** STATED EXERCISE **
In the entries below, find the lines with the word "honey" and copy them.

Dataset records
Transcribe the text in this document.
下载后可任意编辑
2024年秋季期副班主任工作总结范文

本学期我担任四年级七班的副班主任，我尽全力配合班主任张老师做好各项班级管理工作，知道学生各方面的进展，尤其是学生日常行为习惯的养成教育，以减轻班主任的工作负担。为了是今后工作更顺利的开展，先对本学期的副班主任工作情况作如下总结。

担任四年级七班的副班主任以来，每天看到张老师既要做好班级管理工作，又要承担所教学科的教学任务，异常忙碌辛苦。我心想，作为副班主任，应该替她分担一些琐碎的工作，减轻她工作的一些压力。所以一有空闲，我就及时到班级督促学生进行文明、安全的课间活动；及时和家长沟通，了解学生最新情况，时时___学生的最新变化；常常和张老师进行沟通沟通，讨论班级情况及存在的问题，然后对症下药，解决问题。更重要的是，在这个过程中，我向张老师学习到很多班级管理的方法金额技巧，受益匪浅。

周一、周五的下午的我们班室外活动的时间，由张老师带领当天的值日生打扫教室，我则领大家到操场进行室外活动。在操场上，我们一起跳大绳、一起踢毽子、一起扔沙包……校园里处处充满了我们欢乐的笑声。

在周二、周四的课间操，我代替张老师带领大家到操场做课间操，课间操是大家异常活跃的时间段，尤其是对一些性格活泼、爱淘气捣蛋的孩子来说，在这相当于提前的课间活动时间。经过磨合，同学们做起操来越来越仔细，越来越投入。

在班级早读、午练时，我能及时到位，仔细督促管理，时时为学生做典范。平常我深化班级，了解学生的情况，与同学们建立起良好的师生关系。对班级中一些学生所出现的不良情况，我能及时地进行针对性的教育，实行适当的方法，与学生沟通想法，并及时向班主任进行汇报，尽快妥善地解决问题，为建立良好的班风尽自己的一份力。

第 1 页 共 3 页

---

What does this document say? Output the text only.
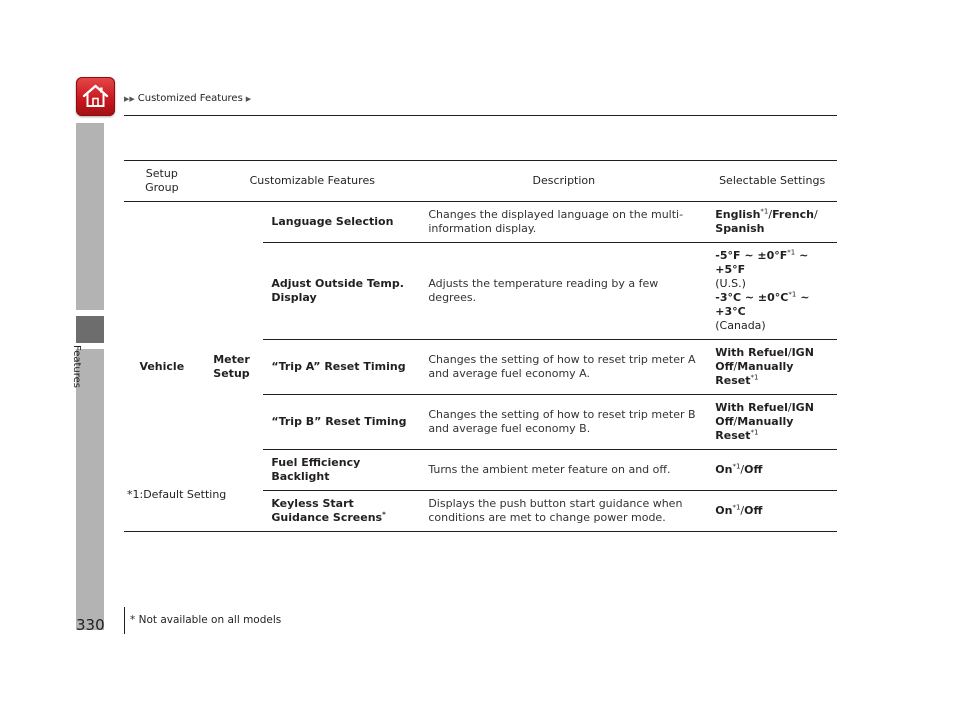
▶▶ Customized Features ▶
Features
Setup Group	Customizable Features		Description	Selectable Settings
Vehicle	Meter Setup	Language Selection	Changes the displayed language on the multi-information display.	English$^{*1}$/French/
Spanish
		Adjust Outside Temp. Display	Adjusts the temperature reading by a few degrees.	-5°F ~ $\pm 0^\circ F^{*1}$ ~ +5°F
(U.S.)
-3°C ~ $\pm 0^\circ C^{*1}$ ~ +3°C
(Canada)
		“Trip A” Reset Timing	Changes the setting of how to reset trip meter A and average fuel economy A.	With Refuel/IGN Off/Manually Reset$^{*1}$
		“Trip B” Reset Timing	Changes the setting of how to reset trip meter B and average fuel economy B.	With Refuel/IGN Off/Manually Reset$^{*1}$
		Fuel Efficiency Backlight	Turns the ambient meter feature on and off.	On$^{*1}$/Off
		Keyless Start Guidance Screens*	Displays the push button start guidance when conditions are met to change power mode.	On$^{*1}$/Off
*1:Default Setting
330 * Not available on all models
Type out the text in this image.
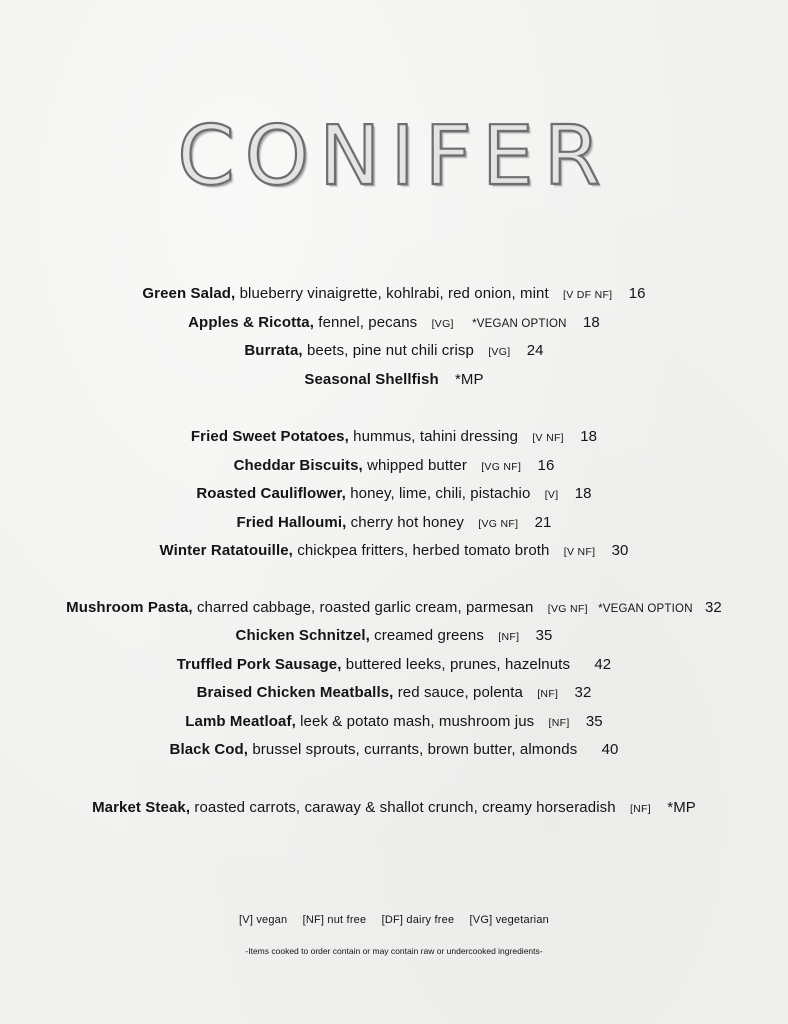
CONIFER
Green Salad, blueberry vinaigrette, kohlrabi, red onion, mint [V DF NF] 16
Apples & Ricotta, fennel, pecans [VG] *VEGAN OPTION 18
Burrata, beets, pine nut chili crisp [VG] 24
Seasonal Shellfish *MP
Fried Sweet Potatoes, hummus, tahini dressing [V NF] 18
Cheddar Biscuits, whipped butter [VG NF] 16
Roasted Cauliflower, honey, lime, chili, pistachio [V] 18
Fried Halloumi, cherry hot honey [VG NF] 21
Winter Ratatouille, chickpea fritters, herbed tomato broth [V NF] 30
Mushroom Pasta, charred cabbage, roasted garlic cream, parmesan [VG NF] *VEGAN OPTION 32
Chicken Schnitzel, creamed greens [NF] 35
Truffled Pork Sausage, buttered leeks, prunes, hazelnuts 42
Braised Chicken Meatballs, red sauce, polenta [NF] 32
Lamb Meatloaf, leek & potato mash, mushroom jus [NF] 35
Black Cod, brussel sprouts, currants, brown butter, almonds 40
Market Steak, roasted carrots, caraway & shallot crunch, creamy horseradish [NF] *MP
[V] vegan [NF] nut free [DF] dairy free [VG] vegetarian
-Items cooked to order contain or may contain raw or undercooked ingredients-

* * *

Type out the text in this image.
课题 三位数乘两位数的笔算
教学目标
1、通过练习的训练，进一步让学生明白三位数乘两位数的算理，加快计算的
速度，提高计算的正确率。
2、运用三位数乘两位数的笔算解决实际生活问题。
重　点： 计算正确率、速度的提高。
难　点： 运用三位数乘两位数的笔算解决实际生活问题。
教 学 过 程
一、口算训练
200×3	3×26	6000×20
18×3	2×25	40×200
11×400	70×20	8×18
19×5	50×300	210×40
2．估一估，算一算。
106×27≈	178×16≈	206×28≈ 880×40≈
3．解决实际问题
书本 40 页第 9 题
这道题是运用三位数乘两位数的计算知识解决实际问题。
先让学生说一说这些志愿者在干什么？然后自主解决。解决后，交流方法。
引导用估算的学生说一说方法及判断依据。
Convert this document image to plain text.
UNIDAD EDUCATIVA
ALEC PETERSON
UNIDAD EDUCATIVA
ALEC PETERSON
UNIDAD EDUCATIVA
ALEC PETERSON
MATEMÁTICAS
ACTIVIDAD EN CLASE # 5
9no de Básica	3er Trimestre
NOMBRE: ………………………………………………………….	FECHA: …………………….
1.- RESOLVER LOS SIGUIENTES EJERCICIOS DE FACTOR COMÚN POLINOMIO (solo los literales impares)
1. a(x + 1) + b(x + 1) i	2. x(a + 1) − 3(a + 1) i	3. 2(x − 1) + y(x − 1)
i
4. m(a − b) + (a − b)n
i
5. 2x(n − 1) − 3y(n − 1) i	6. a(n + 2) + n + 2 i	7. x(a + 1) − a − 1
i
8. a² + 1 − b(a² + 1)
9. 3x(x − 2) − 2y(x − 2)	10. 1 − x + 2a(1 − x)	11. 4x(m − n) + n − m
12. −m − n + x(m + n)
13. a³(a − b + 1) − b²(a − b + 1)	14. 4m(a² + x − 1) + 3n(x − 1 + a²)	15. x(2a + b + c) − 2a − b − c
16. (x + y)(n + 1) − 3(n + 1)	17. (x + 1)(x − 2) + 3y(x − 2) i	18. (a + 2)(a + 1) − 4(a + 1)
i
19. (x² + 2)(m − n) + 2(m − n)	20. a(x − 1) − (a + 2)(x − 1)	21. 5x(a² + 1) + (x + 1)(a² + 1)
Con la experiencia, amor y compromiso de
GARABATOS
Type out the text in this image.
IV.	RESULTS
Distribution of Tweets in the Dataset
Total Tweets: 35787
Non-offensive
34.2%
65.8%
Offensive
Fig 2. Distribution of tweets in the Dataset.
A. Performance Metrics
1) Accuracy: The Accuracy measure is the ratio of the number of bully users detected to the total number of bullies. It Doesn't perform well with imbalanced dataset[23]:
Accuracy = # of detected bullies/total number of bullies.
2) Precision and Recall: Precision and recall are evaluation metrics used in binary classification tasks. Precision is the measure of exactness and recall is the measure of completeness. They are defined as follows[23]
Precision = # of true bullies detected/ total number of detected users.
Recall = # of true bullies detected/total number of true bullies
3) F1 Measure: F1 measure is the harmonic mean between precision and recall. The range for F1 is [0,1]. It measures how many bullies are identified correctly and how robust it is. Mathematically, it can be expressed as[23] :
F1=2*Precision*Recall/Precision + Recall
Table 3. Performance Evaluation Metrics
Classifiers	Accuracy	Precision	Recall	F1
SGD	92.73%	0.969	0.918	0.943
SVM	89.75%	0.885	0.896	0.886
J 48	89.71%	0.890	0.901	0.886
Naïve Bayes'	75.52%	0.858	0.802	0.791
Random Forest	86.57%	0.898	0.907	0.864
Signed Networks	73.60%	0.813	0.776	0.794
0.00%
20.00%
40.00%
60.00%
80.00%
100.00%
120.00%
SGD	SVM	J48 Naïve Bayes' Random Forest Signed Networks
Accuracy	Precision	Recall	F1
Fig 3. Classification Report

** RESULT OF THIS EXERCISE **
Roasted Cauliflower, honey, lime, chili, pistachio [V] 18
Fried Halloumi, cherry hot honey [VG NF] 21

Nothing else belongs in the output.